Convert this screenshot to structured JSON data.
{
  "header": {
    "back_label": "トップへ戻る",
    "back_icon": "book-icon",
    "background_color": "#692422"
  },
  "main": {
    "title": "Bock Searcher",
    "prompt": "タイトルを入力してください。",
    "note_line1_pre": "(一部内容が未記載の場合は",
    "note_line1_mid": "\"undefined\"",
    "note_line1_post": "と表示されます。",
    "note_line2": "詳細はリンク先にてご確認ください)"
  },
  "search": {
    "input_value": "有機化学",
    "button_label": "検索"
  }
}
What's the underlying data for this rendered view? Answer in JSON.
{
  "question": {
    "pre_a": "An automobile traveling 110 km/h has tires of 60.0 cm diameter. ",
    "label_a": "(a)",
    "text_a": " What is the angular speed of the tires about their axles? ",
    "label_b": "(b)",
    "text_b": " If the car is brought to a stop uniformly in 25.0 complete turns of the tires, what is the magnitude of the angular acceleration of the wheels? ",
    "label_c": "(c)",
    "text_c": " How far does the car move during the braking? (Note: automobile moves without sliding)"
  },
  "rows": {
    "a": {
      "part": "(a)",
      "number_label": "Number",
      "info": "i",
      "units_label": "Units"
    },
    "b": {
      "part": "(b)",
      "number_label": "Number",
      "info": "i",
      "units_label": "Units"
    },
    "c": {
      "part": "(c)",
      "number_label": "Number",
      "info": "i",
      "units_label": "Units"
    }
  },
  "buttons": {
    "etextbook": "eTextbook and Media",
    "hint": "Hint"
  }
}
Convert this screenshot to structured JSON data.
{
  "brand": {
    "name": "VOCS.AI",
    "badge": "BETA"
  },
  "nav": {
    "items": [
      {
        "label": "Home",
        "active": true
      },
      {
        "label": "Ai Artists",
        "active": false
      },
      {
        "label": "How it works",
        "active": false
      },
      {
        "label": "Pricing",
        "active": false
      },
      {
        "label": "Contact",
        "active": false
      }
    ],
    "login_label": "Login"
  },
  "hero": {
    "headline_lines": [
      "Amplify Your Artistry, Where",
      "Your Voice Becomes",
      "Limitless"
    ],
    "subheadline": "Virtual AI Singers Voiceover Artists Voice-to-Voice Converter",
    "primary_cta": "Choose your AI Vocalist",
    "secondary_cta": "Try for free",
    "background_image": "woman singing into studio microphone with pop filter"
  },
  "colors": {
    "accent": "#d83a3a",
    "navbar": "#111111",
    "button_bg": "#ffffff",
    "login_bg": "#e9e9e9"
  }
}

###

> Instructions for the task
Copy out each line of the listing that holds "angular".

> Output for this exercise
    "text_a": " What is the angular speed of the tires about their axles? ",
    "text_b": " If the car is brought to a stop uniformly in 25.0 complete turns of the tires, what is the magnitude of the angular acceleration of the wheels? ",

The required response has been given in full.